● **ENTRIES PROVIDED**:
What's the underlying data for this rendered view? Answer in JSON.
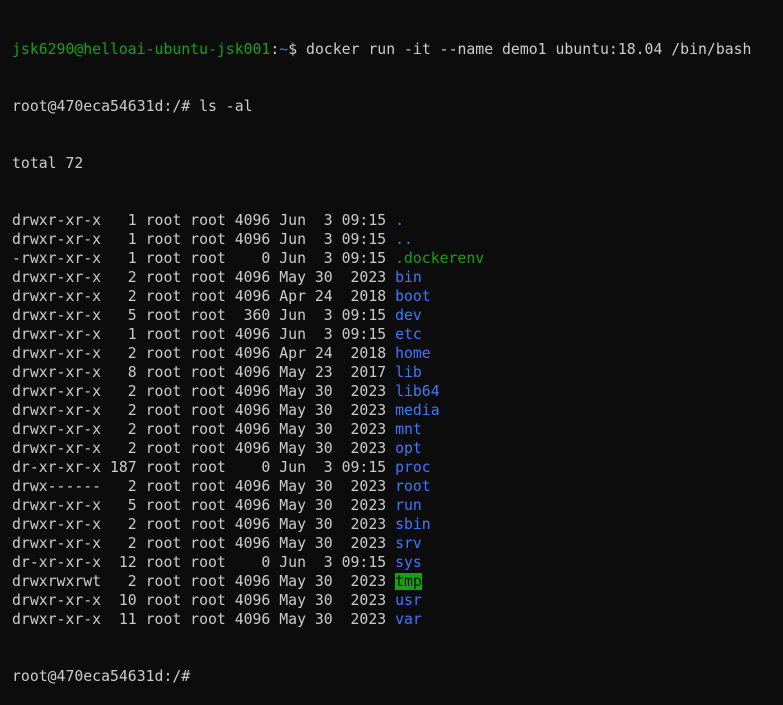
{
  "prompt1": {
    "user_host": "jsk6290@helloai-ubuntu-jsk001",
    "sep": ":",
    "path": "~",
    "dollar": "$ ",
    "command": "docker run -it --name demo1 ubuntu:18.04 /bin/bash"
  },
  "prompt2": {
    "text": "root@470eca54631d:/# ",
    "command": "ls -al"
  },
  "total": "total 72",
  "entries": [
    {
      "perm": "drwxr-xr-x",
      "links": "1",
      "owner": "root",
      "group": "root",
      "size": "4096",
      "month": "Jun",
      "day": "3",
      "time": "09:15",
      "name": ".",
      "style": "dir"
    },
    {
      "perm": "drwxr-xr-x",
      "links": "1",
      "owner": "root",
      "group": "root",
      "size": "4096",
      "month": "Jun",
      "day": "3",
      "time": "09:15",
      "name": "..",
      "style": "dir"
    },
    {
      "perm": "-rwxr-xr-x",
      "links": "1",
      "owner": "root",
      "group": "root",
      "size": "0",
      "month": "Jun",
      "day": "3",
      "time": "09:15",
      "name": ".dockerenv",
      "style": "file-green"
    },
    {
      "perm": "drwxr-xr-x",
      "links": "2",
      "owner": "root",
      "group": "root",
      "size": "4096",
      "month": "May",
      "day": "30",
      "time": "2023",
      "name": "bin",
      "style": "dir"
    },
    {
      "perm": "drwxr-xr-x",
      "links": "2",
      "owner": "root",
      "group": "root",
      "size": "4096",
      "month": "Apr",
      "day": "24",
      "time": "2018",
      "name": "boot",
      "style": "dir"
    },
    {
      "perm": "drwxr-xr-x",
      "links": "5",
      "owner": "root",
      "group": "root",
      "size": "360",
      "month": "Jun",
      "day": "3",
      "time": "09:15",
      "name": "dev",
      "style": "dir"
    },
    {
      "perm": "drwxr-xr-x",
      "links": "1",
      "owner": "root",
      "group": "root",
      "size": "4096",
      "month": "Jun",
      "day": "3",
      "time": "09:15",
      "name": "etc",
      "style": "dir"
    },
    {
      "perm": "drwxr-xr-x",
      "links": "2",
      "owner": "root",
      "group": "root",
      "size": "4096",
      "month": "Apr",
      "day": "24",
      "time": "2018",
      "name": "home",
      "style": "dir"
    },
    {
      "perm": "drwxr-xr-x",
      "links": "8",
      "owner": "root",
      "group": "root",
      "size": "4096",
      "month": "May",
      "day": "23",
      "time": "2017",
      "name": "lib",
      "style": "dir"
    },
    {
      "perm": "drwxr-xr-x",
      "links": "2",
      "owner": "root",
      "group": "root",
      "size": "4096",
      "month": "May",
      "day": "30",
      "time": "2023",
      "name": "lib64",
      "style": "dir"
    },
    {
      "perm": "drwxr-xr-x",
      "links": "2",
      "owner": "root",
      "group": "root",
      "size": "4096",
      "month": "May",
      "day": "30",
      "time": "2023",
      "name": "media",
      "style": "dir"
    },
    {
      "perm": "drwxr-xr-x",
      "links": "2",
      "owner": "root",
      "group": "root",
      "size": "4096",
      "month": "May",
      "day": "30",
      "time": "2023",
      "name": "mnt",
      "style": "dir"
    },
    {
      "perm": "drwxr-xr-x",
      "links": "2",
      "owner": "root",
      "group": "root",
      "size": "4096",
      "month": "May",
      "day": "30",
      "time": "2023",
      "name": "opt",
      "style": "dir"
    },
    {
      "perm": "dr-xr-xr-x",
      "links": "187",
      "owner": "root",
      "group": "root",
      "size": "0",
      "month": "Jun",
      "day": "3",
      "time": "09:15",
      "name": "proc",
      "style": "dir"
    },
    {
      "perm": "drwx------",
      "links": "2",
      "owner": "root",
      "group": "root",
      "size": "4096",
      "month": "May",
      "day": "30",
      "time": "2023",
      "name": "root",
      "style": "dir"
    },
    {
      "perm": "drwxr-xr-x",
      "links": "5",
      "owner": "root",
      "group": "root",
      "size": "4096",
      "month": "May",
      "day": "30",
      "time": "2023",
      "name": "run",
      "style": "dir"
    },
    {
      "perm": "drwxr-xr-x",
      "links": "2",
      "owner": "root",
      "group": "root",
      "size": "4096",
      "month": "May",
      "day": "30",
      "time": "2023",
      "name": "sbin",
      "style": "dir"
    },
    {
      "perm": "drwxr-xr-x",
      "links": "2",
      "owner": "root",
      "group": "root",
      "size": "4096",
      "month": "May",
      "day": "30",
      "time": "2023",
      "name": "srv",
      "style": "dir"
    },
    {
      "perm": "dr-xr-xr-x",
      "links": "12",
      "owner": "root",
      "group": "root",
      "size": "0",
      "month": "Jun",
      "day": "3",
      "time": "09:15",
      "name": "sys",
      "style": "dir"
    },
    {
      "perm": "drwxrwxrwt",
      "links": "2",
      "owner": "root",
      "group": "root",
      "size": "4096",
      "month": "May",
      "day": "30",
      "time": "2023",
      "name": "tmp",
      "style": "sticky"
    },
    {
      "perm": "drwxr-xr-x",
      "links": "10",
      "owner": "root",
      "group": "root",
      "size": "4096",
      "month": "May",
      "day": "30",
      "time": "2023",
      "name": "usr",
      "style": "dir"
    },
    {
      "perm": "drwxr-xr-x",
      "links": "11",
      "owner": "root",
      "group": "root",
      "size": "4096",
      "month": "May",
      "day": "30",
      "time": "2023",
      "name": "var",
      "style": "dir"
    }
  ],
  "prompt3": {
    "text": "root@470eca54631d:/# "
  },
  "colors": {
    "background": "#0c0c0c",
    "foreground": "#cccccc",
    "green": "#13a10e",
    "blue": "#3b78ff"
  }
}
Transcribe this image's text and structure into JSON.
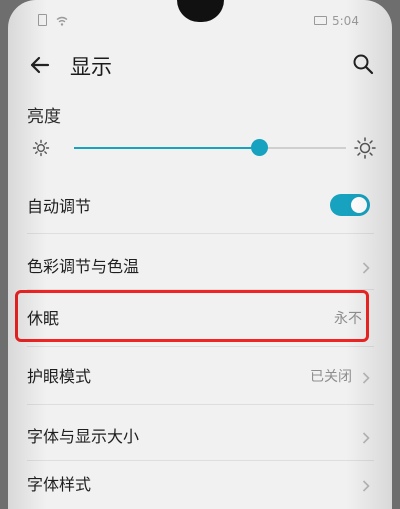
{
  "status_bar": {
    "time": "5:04"
  },
  "header": {
    "title": "显示",
    "back_icon": "arrow-left-icon",
    "search_icon": "search-icon"
  },
  "brightness": {
    "label": "亮度",
    "level": 0.68,
    "min_icon": "sun-small-icon",
    "max_icon": "sun-large-icon"
  },
  "settings": {
    "auto_adjust": {
      "label": "自动调节",
      "enabled": true
    },
    "color": {
      "label": "色彩调节与色温"
    },
    "sleep": {
      "label": "休眠",
      "value": "永不"
    },
    "eye_comfort": {
      "label": "护眼模式",
      "value": "已关闭"
    },
    "font_display_size": {
      "label": "字体与显示大小"
    },
    "font_style": {
      "label": "字体样式"
    }
  },
  "colors": {
    "accent": "#17a2c0",
    "highlight": "#f02424"
  }
}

● **WHAT YOU ARE ASKED TO DO**:
Your task is to reproduce all of the material exactly. The pictures stay out.

● **OUTPUT BELOW**:
What's the underlying data for this rendered view? Answer in JSON.
{
  "prompt1": {
    "user_host": "jsk6290@helloai-ubuntu-jsk001",
    "sep": ":",
    "path": "~",
    "dollar": "$ ",
    "command": "docker run -it --name demo1 ubuntu:18.04 /bin/bash"
  },
  "prompt2": {
    "text": "root@470eca54631d:/# ",
    "command": "ls -al"
  },
  "total": "total 72",
  "entries": [
    {
      "perm": "drwxr-xr-x",
      "links": "1",
      "owner": "root",
      "group": "root",
      "size": "4096",
      "month": "Jun",
      "day": "3",
      "time": "09:15",
      "name": ".",
      "style": "dir"
    },
    {
      "perm": "drwxr-xr-x",
      "links": "1",
      "owner": "root",
      "group": "root",
      "size": "4096",
      "month": "Jun",
      "day": "3",
      "time": "09:15",
      "name": "..",
      "style": "dir"
    },
    {
      "perm": "-rwxr-xr-x",
      "links": "1",
      "owner": "root",
      "group": "root",
      "size": "0",
      "month": "Jun",
      "day": "3",
      "time": "09:15",
      "name": ".dockerenv",
      "style": "file-green"
    },
    {
      "perm": "drwxr-xr-x",
      "links": "2",
      "owner": "root",
      "group": "root",
      "size": "4096",
      "month": "May",
      "day": "30",
      "time": "2023",
      "name": "bin",
      "style": "dir"
    },
    {
      "perm": "drwxr-xr-x",
      "links": "2",
      "owner": "root",
      "group": "root",
      "size": "4096",
      "month": "Apr",
      "day": "24",
      "time": "2018",
      "name": "boot",
      "style": "dir"
    },
    {
      "perm": "drwxr-xr-x",
      "links": "5",
      "owner": "root",
      "group": "root",
      "size": "360",
      "month": "Jun",
      "day": "3",
      "time": "09:15",
      "name": "dev",
      "style": "dir"
    },
    {
      "perm": "drwxr-xr-x",
      "links": "1",
      "owner": "root",
      "group": "root",
      "size": "4096",
      "month": "Jun",
      "day": "3",
      "time": "09:15",
      "name": "etc",
      "style": "dir"
    },
    {
      "perm": "drwxr-xr-x",
      "links": "2",
      "owner": "root",
      "group": "root",
      "size": "4096",
      "month": "Apr",
      "day": "24",
      "time": "2018",
      "name": "home",
      "style": "dir"
    },
    {
      "perm": "drwxr-xr-x",
      "links": "8",
      "owner": "root",
      "group": "root",
      "size": "4096",
      "month": "May",
      "day": "23",
      "time": "2017",
      "name": "lib",
      "style": "dir"
    },
    {
      "perm": "drwxr-xr-x",
      "links": "2",
      "owner": "root",
      "group": "root",
      "size": "4096",
      "month": "May",
      "day": "30",
      "time": "2023",
      "name": "lib64",
      "style": "dir"
    },
    {
      "perm": "drwxr-xr-x",
      "links": "2",
      "owner": "root",
      "group": "root",
      "size": "4096",
      "month": "May",
      "day": "30",
      "time": "2023",
      "name": "media",
      "style": "dir"
    },
    {
      "perm": "drwxr-xr-x",
      "links": "2",
      "owner": "root",
      "group": "root",
      "size": "4096",
      "month": "May",
      "day": "30",
      "time": "2023",
      "name": "mnt",
      "style": "dir"
    },
    {
      "perm": "drwxr-xr-x",
      "links": "2",
      "owner": "root",
      "group": "root",
      "size": "4096",
      "month": "May",
      "day": "30",
      "time": "2023",
      "name": "opt",
      "style": "dir"
    },
    {
      "perm": "dr-xr-xr-x",
      "links": "187",
      "owner": "root",
      "group": "root",
      "size": "0",
      "month": "Jun",
      "day": "3",
      "time": "09:15",
      "name": "proc",
      "style": "dir"
    },
    {
      "perm": "drwx------",
      "links": "2",
      "owner": "root",
      "group": "root",
      "size": "4096",
      "month": "May",
      "day": "30",
      "time": "2023",
      "name": "root",
      "style": "dir"
    },
    {
      "perm": "drwxr-xr-x",
      "links": "5",
      "owner": "root",
      "group": "root",
      "size": "4096",
      "month": "May",
      "day": "30",
      "time": "2023",
      "name": "run",
      "style": "dir"
    },
    {
      "perm": "drwxr-xr-x",
      "links": "2",
      "owner": "root",
      "group": "root",
      "size": "4096",
      "month": "May",
      "day": "30",
      "time": "2023",
      "name": "sbin",
      "style": "dir"
    },
    {
      "perm": "drwxr-xr-x",
      "links": "2",
      "owner": "root",
      "group": "root",
      "size": "4096",
      "month": "May",
      "day": "30",
      "time": "2023",
      "name": "srv",
      "style": "dir"
    },
    {
      "perm": "dr-xr-xr-x",
      "links": "12",
      "owner": "root",
      "group": "root",
      "size": "0",
      "month": "Jun",
      "day": "3",
      "time": "09:15",
      "name": "sys",
      "style": "dir"
    },
    {
      "perm": "drwxrwxrwt",
      "links": "2",
      "owner": "root",
      "group": "root",
      "size": "4096",
      "month": "May",
      "day": "30",
      "time": "2023",
      "name": "tmp",
      "style": "sticky"
    },
    {
      "perm": "drwxr-xr-x",
      "links": "10",
      "owner": "root",
      "group": "root",
      "size": "4096",
      "month": "May",
      "day": "30",
      "time": "2023",
      "name": "usr",
      "style": "dir"
    },
    {
      "perm": "drwxr-xr-x",
      "links": "11",
      "owner": "root",
      "group": "root",
      "size": "4096",
      "month": "May",
      "day": "30",
      "time": "2023",
      "name": "var",
      "style": "dir"
    }
  ],
  "prompt3": {
    "text": "root@470eca54631d:/# "
  },
  "colors": {
    "background": "#0c0c0c",
    "foreground": "#cccccc",
    "green": "#13a10e",
    "blue": "#3b78ff"
  }
}
Transcribe this image's text and structure into JSON.
{
  "status_bar": {
    "time": "5:04"
  },
  "header": {
    "title": "显示",
    "back_icon": "arrow-left-icon",
    "search_icon": "search-icon"
  },
  "brightness": {
    "label": "亮度",
    "level": 0.68,
    "min_icon": "sun-small-icon",
    "max_icon": "sun-large-icon"
  },
  "settings": {
    "auto_adjust": {
      "label": "自动调节",
      "enabled": true
    },
    "color": {
      "label": "色彩调节与色温"
    },
    "sleep": {
      "label": "休眠",
      "value": "永不"
    },
    "eye_comfort": {
      "label": "护眼模式",
      "value": "已关闭"
    },
    "font_display_size": {
      "label": "字体与显示大小"
    },
    "font_style": {
      "label": "字体样式"
    }
  },
  "colors": {
    "accent": "#17a2c0",
    "highlight": "#f02424"
  }
}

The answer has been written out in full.